Copy out exactly each line from the line with "Convert this screenshot" through the last line of the material below.
>> Start
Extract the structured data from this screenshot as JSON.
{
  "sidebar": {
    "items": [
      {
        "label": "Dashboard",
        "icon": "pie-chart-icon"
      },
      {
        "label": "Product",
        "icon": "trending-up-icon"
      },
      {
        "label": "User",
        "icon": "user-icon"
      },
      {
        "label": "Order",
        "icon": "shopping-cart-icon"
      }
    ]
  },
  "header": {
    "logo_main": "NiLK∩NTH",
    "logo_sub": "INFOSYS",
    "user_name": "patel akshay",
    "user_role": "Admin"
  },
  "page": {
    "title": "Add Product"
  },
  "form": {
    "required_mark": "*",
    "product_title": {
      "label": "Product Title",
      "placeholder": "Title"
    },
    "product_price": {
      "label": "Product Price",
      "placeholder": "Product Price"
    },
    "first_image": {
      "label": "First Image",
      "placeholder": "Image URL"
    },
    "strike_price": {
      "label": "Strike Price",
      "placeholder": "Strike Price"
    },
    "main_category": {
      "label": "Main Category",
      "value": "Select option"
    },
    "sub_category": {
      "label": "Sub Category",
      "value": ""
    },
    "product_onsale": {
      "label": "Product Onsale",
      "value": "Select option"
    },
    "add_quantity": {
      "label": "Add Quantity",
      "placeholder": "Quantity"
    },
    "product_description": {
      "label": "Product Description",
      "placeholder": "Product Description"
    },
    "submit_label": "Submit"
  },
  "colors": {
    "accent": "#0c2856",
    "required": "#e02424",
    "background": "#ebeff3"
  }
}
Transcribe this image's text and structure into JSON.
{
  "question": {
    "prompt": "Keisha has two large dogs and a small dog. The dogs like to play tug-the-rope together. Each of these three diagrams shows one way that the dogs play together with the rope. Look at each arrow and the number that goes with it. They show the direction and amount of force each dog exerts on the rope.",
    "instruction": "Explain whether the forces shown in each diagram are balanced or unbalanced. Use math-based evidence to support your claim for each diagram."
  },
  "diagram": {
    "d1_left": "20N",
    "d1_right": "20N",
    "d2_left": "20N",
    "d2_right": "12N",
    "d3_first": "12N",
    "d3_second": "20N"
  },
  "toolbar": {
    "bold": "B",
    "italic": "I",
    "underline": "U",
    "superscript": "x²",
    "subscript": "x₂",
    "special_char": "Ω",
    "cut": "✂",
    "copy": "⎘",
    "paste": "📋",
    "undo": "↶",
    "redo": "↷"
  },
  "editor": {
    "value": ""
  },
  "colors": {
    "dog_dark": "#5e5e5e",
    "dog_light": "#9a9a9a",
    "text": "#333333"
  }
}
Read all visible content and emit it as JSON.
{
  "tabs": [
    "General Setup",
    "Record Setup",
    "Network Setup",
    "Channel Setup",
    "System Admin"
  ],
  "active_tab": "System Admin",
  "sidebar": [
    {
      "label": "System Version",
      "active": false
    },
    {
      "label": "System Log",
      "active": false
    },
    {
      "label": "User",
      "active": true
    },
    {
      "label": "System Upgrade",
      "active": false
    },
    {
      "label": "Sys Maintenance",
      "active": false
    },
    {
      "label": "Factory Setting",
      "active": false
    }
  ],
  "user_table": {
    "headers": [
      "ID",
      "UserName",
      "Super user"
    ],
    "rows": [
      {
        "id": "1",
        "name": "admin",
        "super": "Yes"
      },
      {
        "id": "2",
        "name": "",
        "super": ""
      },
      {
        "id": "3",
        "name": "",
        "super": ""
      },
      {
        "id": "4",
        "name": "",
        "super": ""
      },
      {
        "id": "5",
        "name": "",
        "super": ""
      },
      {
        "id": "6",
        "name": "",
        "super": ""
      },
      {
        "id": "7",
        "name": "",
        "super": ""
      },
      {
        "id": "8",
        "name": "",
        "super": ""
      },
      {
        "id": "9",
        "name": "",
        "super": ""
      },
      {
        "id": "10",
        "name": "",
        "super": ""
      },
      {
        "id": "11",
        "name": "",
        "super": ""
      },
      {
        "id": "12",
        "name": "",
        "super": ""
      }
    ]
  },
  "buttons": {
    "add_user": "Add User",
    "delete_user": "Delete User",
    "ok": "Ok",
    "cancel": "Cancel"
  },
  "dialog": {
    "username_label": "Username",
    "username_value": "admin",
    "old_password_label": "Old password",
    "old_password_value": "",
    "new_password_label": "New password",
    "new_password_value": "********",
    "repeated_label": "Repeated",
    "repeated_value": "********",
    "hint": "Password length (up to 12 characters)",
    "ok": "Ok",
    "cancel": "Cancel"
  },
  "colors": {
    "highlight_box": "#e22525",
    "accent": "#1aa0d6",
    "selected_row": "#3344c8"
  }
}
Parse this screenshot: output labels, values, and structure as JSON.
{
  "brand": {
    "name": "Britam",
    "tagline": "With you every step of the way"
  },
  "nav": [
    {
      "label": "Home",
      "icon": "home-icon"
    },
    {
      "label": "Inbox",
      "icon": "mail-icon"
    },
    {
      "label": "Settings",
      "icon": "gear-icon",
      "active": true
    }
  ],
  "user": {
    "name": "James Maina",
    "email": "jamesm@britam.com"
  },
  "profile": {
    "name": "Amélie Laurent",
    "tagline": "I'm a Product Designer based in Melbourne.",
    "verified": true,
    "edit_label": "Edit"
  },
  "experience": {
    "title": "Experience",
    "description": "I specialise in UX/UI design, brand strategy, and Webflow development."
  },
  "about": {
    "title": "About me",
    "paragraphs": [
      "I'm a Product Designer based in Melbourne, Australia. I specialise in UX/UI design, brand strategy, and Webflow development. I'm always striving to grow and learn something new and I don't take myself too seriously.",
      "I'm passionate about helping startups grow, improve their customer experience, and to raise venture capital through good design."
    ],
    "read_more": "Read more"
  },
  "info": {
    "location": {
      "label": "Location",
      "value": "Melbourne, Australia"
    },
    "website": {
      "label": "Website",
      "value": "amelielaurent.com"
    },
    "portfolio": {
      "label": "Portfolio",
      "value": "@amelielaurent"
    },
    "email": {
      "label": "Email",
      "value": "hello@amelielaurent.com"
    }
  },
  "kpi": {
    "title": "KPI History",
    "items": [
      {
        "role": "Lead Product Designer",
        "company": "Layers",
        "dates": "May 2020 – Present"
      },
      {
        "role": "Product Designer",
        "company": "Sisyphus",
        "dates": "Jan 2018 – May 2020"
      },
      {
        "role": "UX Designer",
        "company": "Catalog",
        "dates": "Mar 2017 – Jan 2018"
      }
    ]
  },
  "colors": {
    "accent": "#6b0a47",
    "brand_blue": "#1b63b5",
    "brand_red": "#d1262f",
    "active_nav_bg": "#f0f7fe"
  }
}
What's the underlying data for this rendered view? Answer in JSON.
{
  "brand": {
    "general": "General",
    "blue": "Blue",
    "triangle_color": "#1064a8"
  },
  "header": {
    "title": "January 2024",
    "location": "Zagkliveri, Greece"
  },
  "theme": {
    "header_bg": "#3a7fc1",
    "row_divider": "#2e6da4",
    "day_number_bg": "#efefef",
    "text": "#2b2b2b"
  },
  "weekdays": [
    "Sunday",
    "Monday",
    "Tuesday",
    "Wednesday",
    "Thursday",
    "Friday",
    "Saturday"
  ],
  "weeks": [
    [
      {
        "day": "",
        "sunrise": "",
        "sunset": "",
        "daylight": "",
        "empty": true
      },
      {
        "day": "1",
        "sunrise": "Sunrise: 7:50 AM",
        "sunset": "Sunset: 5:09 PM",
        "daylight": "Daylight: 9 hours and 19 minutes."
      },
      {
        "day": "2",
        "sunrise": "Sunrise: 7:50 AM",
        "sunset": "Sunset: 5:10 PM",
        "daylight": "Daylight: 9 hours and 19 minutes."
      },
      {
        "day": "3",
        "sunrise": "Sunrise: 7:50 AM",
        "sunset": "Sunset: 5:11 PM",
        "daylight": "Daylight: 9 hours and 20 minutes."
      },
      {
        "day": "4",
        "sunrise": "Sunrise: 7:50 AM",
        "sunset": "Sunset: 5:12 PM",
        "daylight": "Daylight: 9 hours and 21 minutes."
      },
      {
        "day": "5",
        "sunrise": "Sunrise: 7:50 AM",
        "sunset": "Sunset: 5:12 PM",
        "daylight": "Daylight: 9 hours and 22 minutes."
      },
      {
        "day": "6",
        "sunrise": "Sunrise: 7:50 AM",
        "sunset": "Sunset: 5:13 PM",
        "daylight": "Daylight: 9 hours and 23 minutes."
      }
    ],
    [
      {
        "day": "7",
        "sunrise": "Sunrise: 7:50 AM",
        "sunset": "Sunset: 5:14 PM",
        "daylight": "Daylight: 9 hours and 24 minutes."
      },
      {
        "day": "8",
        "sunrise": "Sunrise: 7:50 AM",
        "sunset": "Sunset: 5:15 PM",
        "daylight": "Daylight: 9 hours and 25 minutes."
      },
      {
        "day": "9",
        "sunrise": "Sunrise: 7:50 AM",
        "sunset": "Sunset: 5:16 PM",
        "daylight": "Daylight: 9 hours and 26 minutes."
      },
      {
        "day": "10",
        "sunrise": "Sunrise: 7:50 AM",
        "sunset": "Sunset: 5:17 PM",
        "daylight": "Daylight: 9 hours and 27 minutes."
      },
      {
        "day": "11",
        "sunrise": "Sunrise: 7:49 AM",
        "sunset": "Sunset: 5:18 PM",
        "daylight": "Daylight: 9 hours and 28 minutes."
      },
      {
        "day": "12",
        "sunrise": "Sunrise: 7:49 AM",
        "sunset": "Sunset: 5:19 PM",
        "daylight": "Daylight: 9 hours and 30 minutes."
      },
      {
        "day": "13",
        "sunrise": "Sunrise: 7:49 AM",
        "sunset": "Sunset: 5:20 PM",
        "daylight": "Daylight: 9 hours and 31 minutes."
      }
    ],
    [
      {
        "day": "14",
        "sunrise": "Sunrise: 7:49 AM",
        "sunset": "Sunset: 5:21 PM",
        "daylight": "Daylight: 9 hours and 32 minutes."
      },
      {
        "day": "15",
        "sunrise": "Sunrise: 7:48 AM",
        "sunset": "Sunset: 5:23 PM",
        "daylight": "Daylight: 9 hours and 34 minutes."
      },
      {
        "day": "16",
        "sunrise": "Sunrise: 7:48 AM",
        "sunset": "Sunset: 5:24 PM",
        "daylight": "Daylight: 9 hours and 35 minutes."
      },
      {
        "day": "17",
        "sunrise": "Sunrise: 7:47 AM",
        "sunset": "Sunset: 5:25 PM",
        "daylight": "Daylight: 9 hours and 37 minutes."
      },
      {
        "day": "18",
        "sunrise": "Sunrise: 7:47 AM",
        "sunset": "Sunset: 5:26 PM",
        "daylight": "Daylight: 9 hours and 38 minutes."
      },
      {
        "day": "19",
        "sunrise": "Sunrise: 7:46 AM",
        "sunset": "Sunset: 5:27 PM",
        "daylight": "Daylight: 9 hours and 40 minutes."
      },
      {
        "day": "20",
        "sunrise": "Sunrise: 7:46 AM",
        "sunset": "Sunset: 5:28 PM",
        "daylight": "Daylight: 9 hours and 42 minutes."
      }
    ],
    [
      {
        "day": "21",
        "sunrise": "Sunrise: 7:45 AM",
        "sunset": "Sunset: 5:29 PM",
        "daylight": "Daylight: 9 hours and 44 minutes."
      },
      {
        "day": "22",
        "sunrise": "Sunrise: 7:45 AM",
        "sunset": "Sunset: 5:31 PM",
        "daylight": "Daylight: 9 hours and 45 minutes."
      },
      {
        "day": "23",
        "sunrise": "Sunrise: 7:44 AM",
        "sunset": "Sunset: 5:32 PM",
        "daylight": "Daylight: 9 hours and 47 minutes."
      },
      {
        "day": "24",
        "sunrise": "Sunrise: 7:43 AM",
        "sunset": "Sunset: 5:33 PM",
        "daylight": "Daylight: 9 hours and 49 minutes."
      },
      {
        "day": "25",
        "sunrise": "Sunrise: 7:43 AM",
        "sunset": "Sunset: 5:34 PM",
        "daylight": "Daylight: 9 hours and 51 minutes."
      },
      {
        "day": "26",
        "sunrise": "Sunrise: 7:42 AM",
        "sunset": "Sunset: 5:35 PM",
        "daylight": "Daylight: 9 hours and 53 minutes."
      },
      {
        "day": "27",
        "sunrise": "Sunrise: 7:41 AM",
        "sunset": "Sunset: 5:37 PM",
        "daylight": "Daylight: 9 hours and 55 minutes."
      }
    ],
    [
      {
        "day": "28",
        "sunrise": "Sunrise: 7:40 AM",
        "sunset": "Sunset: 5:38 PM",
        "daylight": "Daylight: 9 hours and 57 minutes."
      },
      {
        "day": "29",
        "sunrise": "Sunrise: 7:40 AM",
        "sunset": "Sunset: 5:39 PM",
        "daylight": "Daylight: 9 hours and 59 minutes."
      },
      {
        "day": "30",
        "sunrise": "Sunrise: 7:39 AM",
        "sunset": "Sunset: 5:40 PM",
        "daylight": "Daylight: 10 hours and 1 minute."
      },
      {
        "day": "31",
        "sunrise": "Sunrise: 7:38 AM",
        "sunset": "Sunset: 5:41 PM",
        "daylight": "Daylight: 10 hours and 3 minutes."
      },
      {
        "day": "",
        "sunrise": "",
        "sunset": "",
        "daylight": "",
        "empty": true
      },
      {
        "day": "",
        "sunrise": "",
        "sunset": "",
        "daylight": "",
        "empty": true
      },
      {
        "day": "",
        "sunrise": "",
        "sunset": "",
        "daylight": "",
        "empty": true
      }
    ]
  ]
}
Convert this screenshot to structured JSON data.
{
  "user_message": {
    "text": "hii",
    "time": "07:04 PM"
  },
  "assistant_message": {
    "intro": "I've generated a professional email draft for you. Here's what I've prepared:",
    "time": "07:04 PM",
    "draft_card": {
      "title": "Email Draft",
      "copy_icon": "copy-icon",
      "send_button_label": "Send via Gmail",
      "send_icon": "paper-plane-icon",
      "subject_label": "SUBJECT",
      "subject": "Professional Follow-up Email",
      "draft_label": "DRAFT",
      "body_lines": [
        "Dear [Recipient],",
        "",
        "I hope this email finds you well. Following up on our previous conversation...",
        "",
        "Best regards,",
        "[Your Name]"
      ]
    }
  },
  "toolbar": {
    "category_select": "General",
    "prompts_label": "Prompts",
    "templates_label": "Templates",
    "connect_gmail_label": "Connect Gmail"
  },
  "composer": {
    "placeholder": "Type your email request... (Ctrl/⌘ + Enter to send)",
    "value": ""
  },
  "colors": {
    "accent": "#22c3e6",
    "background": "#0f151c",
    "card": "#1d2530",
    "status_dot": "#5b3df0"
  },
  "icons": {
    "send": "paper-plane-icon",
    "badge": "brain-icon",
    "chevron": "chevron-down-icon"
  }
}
>> End
*Final result*.
Convert this screenshot to structured JSON data.
{
  "user_message": {
    "text": "hii",
    "time": "07:04 PM"
  },
  "assistant_message": {
    "intro": "I've generated a professional email draft for you. Here's what I've prepared:",
    "time": "07:04 PM",
    "draft_card": {
      "title": "Email Draft",
      "copy_icon": "copy-icon",
      "send_button_label": "Send via Gmail",
      "send_icon": "paper-plane-icon",
      "subject_label": "SUBJECT",
      "subject": "Professional Follow-up Email",
      "draft_label": "DRAFT",
      "body_lines": [
        "Dear [Recipient],",
        "",
        "I hope this email finds you well. Following up on our previous conversation...",
        "",
        "Best regards,",
        "[Your Name]"
      ]
    }
  },
  "toolbar": {
    "category_select": "General",
    "prompts_label": "Prompts",
    "templates_label": "Templates",
    "connect_gmail_label": "Connect Gmail"
  },
  "composer": {
    "placeholder": "Type your email request... (Ctrl/⌘ + Enter to send)",
    "value": ""
  },
  "colors": {
    "accent": "#22c3e6",
    "background": "#0f151c",
    "card": "#1d2530",
    "status_dot": "#5b3df0"
  },
  "icons": {
    "send": "paper-plane-icon",
    "badge": "brain-icon",
    "chevron": "chevron-down-icon"
  }
}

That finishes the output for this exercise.